** Start of The input **

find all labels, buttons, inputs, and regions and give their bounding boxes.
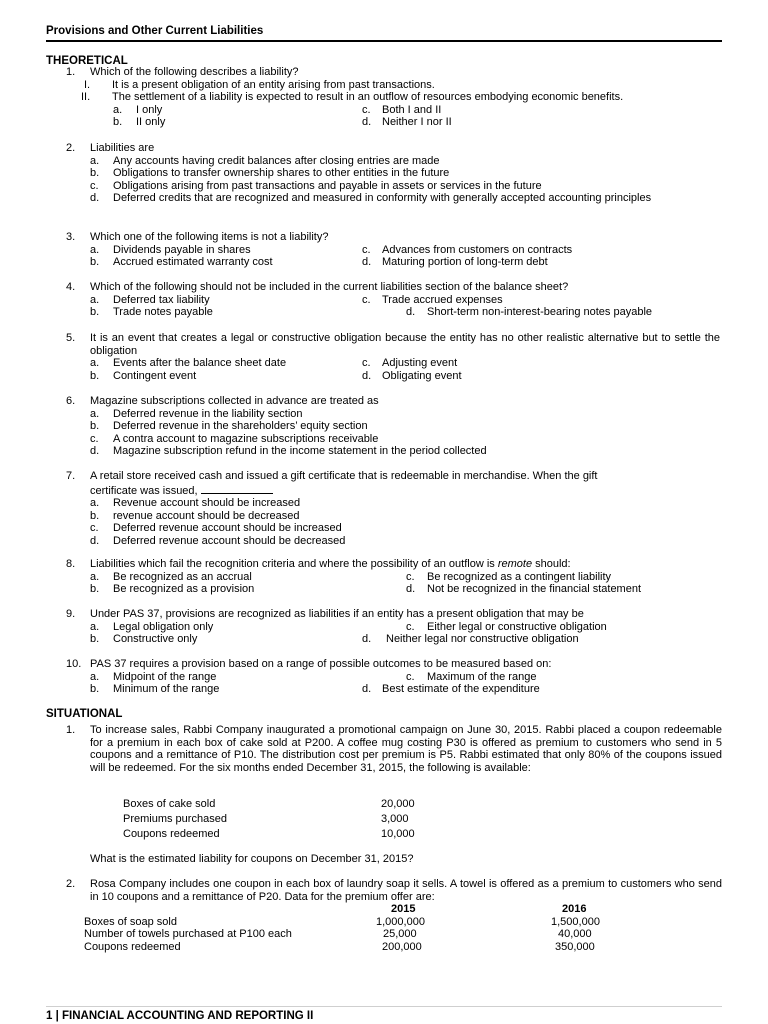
question-stem: Which one of the following items is not a liability? — [90, 231, 329, 243]
option-letter: c. — [362, 243, 371, 256]
option-text: Adjusting event — [382, 357, 458, 370]
option-text: Trade notes payable — [113, 306, 213, 319]
table-row — [84, 916, 644, 929]
option-letter: c. — [406, 570, 415, 583]
problem-2-data-table — [84, 903, 644, 953]
question-stem-end: should: — [532, 558, 571, 570]
option-letter: b. — [90, 306, 100, 319]
row-value: 10,000 — [381, 828, 415, 840]
option-text: Short-term non-interest-bearing notes payable — [427, 306, 653, 319]
option-text: Be recognized as an accrual — [113, 570, 252, 583]
problem-number: 2. — [66, 878, 76, 890]
row-label: Premiums purchased — [123, 813, 227, 825]
option-text: Contingent event — [113, 369, 197, 382]
question-7 — [46, 470, 722, 548]
option-text: Deferred revenue account should be increased — [113, 522, 342, 535]
question-stem: Magazine subscriptions collected in advance are treated as — [90, 395, 379, 407]
option-letter: c. — [362, 103, 371, 116]
question-number: 6. — [66, 395, 76, 407]
row-value: 20,000 — [381, 798, 415, 810]
footer-rule — [46, 1006, 722, 1007]
question-number: 2. — [66, 142, 76, 154]
option-text: Any accounts having credit balances after closing entries are made — [113, 154, 440, 167]
question-2 — [46, 142, 722, 205]
table-row — [123, 797, 443, 812]
header-rule — [46, 40, 722, 42]
question-number: 10. — [66, 658, 82, 670]
statement-text: It is a present obligation of an entity arising from past transactions. — [112, 78, 435, 91]
option-letter: a. — [90, 154, 100, 167]
option-letter: a. — [90, 407, 100, 420]
question-1 — [46, 66, 722, 129]
option-letter: d. — [362, 683, 372, 696]
option-letter: a. — [90, 620, 100, 633]
table-row — [84, 928, 644, 941]
option-text: Accrued estimated warranty cost — [113, 256, 273, 269]
cell-2015: 200,000 — [382, 940, 422, 953]
option-text: Legal obligation only — [113, 620, 214, 633]
cell-2015: 1,000,000 — [376, 915, 425, 928]
option-text: Be recognized as a provision — [113, 583, 255, 596]
option-letter: c. — [90, 432, 99, 445]
row-label: Number of towels purchased at P100 each — [84, 928, 292, 941]
question-5 — [46, 332, 722, 382]
option-text: Be recognized as a contingent liability — [427, 570, 612, 583]
option-text: Maximum of the range — [427, 670, 537, 683]
table-header-row — [84, 903, 644, 916]
page-footer: 1 | FINANCIAL ACCOUNTING AND REPORTING II — [46, 1010, 314, 1022]
option-text: Events after the balance sheet date — [113, 357, 287, 370]
option-text: Deferred revenue in the shareholders’ equity section — [113, 420, 368, 433]
option-text: II only — [136, 116, 166, 129]
option-letter: d. — [362, 116, 372, 129]
question-stem-line-2: certificate was issued, — [90, 484, 198, 497]
question-number: 9. — [66, 608, 76, 620]
cell-2016: 40,000 — [558, 928, 592, 941]
option-text: Advances from customers on contracts — [382, 243, 573, 256]
question-stem-line-1: A retail store received cash and issued a gift certificate that is redeemable in merchandise. When the gift — [90, 470, 598, 482]
option-letter: c. — [90, 522, 99, 535]
option-letter: b. — [90, 633, 100, 646]
question-10 — [46, 658, 722, 696]
problem-text: To increase sales, Rabbi Company inaugurated a promotional campaign on June 30, 2015. Rabbi placed a coupon redeemable for a premium in each box of cake sold at P200. A coffee mug costing P30 is offered as premium to customers who send in 5 coupons and a remittance of P10. The distribution cost per premium is P5. Rabbi estimated that only 80% of the coupons issued will be redeemed. For the six months ended December 31, 2015, the following is available: — [90, 724, 722, 774]
question-number: 4. — [66, 281, 76, 293]
table-row — [84, 941, 644, 954]
question-6 — [46, 395, 722, 458]
question-stem: It is an event that creates a legal or constructive obligation because the entity has no other realistic alternative but to settle the obligation — [90, 332, 720, 357]
option-letter: b. — [90, 256, 100, 269]
situational-problem-2 — [46, 878, 722, 903]
question-stem: Liabilities which fail the recognition criteria and where the possibility of an outflow is — [90, 558, 498, 570]
question-4 — [46, 281, 722, 319]
question-number: 7. — [66, 470, 76, 482]
column-header-2015: 2015 — [391, 903, 416, 915]
cell-2015: 25,000 — [383, 928, 417, 941]
problem-1-data-table — [123, 797, 443, 842]
option-letter: a. — [90, 293, 100, 306]
situational-problem-1 — [46, 724, 722, 774]
question-8 — [46, 558, 722, 596]
option-letter: d. — [406, 306, 416, 319]
option-text: Minimum of the range — [113, 683, 220, 696]
option-letter: a. — [90, 243, 100, 256]
option-text: Revenue account should be increased — [113, 497, 301, 510]
option-letter: b. — [90, 167, 100, 180]
row-label: Boxes of cake sold — [123, 798, 216, 810]
option-text: Deferred credits that are recognized and measured in conformity with generally accepted accounting principles — [113, 192, 652, 205]
question-number: 5. — [66, 332, 76, 344]
option-letter: a. — [90, 357, 100, 370]
option-letter: a. — [90, 670, 100, 683]
problem-text: Rosa Company includes one coupon in each box of laundry soap it sells. A towel is offered as a premium to customers who send in 10 coupons and a remittance of P20. Data for the premium offer are: — [90, 878, 722, 903]
cell-2016: 350,000 — [555, 940, 595, 953]
option-letter: b. — [90, 369, 100, 382]
question-stem: Which of the following describes a liability? — [90, 66, 299, 78]
option-text: Constructive only — [113, 633, 198, 646]
option-text: Not be recognized in the financial statement — [427, 583, 642, 596]
option-letter: b. — [113, 116, 123, 129]
question-stem: Liabilities are — [90, 142, 155, 154]
option-letter: b. — [90, 683, 100, 696]
option-letter: d. — [362, 633, 372, 646]
option-letter: b. — [90, 583, 100, 596]
option-text: Neither legal nor constructive obligation — [386, 633, 579, 646]
question-9 — [46, 608, 722, 646]
table-row — [123, 827, 443, 842]
row-value: 3,000 — [381, 813, 409, 825]
question-stem: PAS 37 requires a provision based on a range of possible outcomes to be measured based on: — [90, 658, 552, 670]
question-stem: Under PAS 37, provisions are recognized as liabilities if an entity has a present obligation that may be — [90, 608, 584, 620]
question-stem-emphasis: remote — [497, 558, 533, 570]
option-text: Magazine subscription refund in the income statement in the period collected — [113, 445, 487, 458]
column-header-2016: 2016 — [562, 903, 587, 915]
question-number: 8. — [66, 558, 76, 570]
option-letter: c. — [362, 293, 371, 306]
section-situational: SITUATIONAL — [46, 708, 123, 720]
option-letter: b. — [90, 420, 100, 433]
option-letter: d. — [90, 534, 100, 547]
question-stem: Which of the following should not be included in the current liabilities section of the balance sheet? — [90, 281, 569, 293]
option-text: Neither I nor II — [382, 116, 452, 129]
question-number: 3. — [66, 231, 76, 243]
section-theoretical: THEORETICAL — [46, 55, 128, 67]
option-text: Dividends payable in shares — [113, 243, 251, 256]
option-letter: c. — [406, 620, 415, 633]
option-text: Trade accrued expenses — [382, 293, 503, 306]
option-text: Obligations arising from past transactions and payable in assets or services in the future — [113, 179, 542, 192]
option-text: Obligating event — [382, 369, 462, 382]
option-text: Deferred tax liability — [113, 293, 210, 306]
option-text: Deferred revenue in the liability section — [113, 407, 303, 420]
option-text: Obligations to transfer ownership shares to other entities in the future — [113, 167, 450, 180]
question-number: 1. — [66, 66, 76, 78]
option-letter: a. — [90, 570, 100, 583]
option-letter: d. — [90, 445, 100, 458]
problem-number: 1. — [66, 724, 76, 736]
option-letter: c. — [406, 670, 415, 683]
option-text: Deferred revenue account should be decreased — [113, 534, 346, 547]
answer-blank — [201, 483, 273, 494]
option-letter: d. — [362, 369, 372, 382]
option-letter: d. — [90, 192, 100, 205]
option-text: Midpoint of the range — [113, 670, 217, 683]
question-3 — [46, 231, 722, 269]
option-text: Both I and II — [382, 103, 442, 116]
option-text: I only — [136, 103, 163, 116]
option-letter: d. — [406, 583, 416, 596]
option-text: revenue account should be decreased — [113, 509, 300, 522]
document-page — [46, 0, 722, 1024]
roman-label: II. — [81, 91, 91, 104]
option-letter: a. — [113, 103, 123, 116]
option-text: Best estimate of the expenditure — [382, 683, 540, 696]
cell-2016: 1,500,000 — [551, 915, 600, 928]
option-letter: c. — [90, 179, 99, 192]
option-letter: b. — [90, 509, 100, 522]
option-letter: a. — [90, 497, 100, 510]
row-label: Coupons redeemed — [123, 828, 220, 840]
table-row — [123, 812, 443, 827]
roman-label: I. — [84, 78, 91, 91]
option-text: A contra account to magazine subscriptions receivable — [113, 432, 379, 445]
page-header-title: Provisions and Other Current Liabilities — [46, 25, 264, 37]
statement-text: The settlement of a liability is expected to result in an outflow of resources embodying economic benefits. — [112, 91, 624, 104]
row-label: Coupons redeemed — [84, 940, 181, 953]
option-text: Maturing portion of long-term debt — [382, 256, 548, 269]
problem-1-question: What is the estimated liability for coupons on December 31, 2015? — [90, 853, 414, 865]
option-text: Either legal or constructive obligation — [427, 620, 607, 633]
option-letter: c. — [362, 357, 371, 370]
option-letter: d. — [362, 256, 372, 269]
row-label: Boxes of soap sold — [84, 915, 177, 928]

** End of The input **

What you need to do → Extract, unchanged, the records from the line containing "question-stem: Which one" through the line containing "option-letter: a. — [90, 154, 100, 167]", including both of those lines.

Output of the exercise →
question-stem: Which one of the following items is not a liability? — [90, 231, 329, 243]
option-letter: c. — [362, 243, 371, 256]
option-text: Adjusting event — [382, 357, 458, 370]
option-text: Trade notes payable — [113, 306, 213, 319]
table-row — [84, 916, 644, 929]
option-letter: c. — [406, 570, 415, 583]
problem-2-data-table — [84, 903, 644, 953]
question-stem-end: should: — [532, 558, 571, 570]
option-letter: b. — [90, 306, 100, 319]
row-value: 10,000 — [381, 828, 415, 840]
option-text: Short-term non-interest-bearing notes payable — [427, 306, 653, 319]
option-text: Be recognized as an accrual — [113, 570, 252, 583]
problem-number: 2. — [66, 878, 76, 890]
row-label: Premiums purchased — [123, 813, 227, 825]
option-text: Contingent event — [113, 369, 197, 382]
question-7 — [46, 470, 722, 548]
option-text: Deferred revenue account should be increased — [113, 522, 342, 535]
question-stem: Magazine subscriptions collected in advance are treated as — [90, 395, 379, 407]
option-letter: c. — [362, 103, 371, 116]
question-number: 6. — [66, 395, 76, 407]
row-value: 20,000 — [381, 798, 415, 810]
footer-rule — [46, 1006, 722, 1007]
question-number: 2. — [66, 142, 76, 154]
option-text: Any accounts having credit balances after closing entries are made — [113, 154, 440, 167]
question-2 — [46, 142, 722, 205]
table-row — [123, 797, 443, 812]
header-rule — [46, 40, 722, 42]
question-number: 10. — [66, 658, 82, 670]
statement-text: It is a present obligation of an entity arising from past transactions. — [112, 78, 435, 91]
option-letter: a. — [90, 154, 100, 167]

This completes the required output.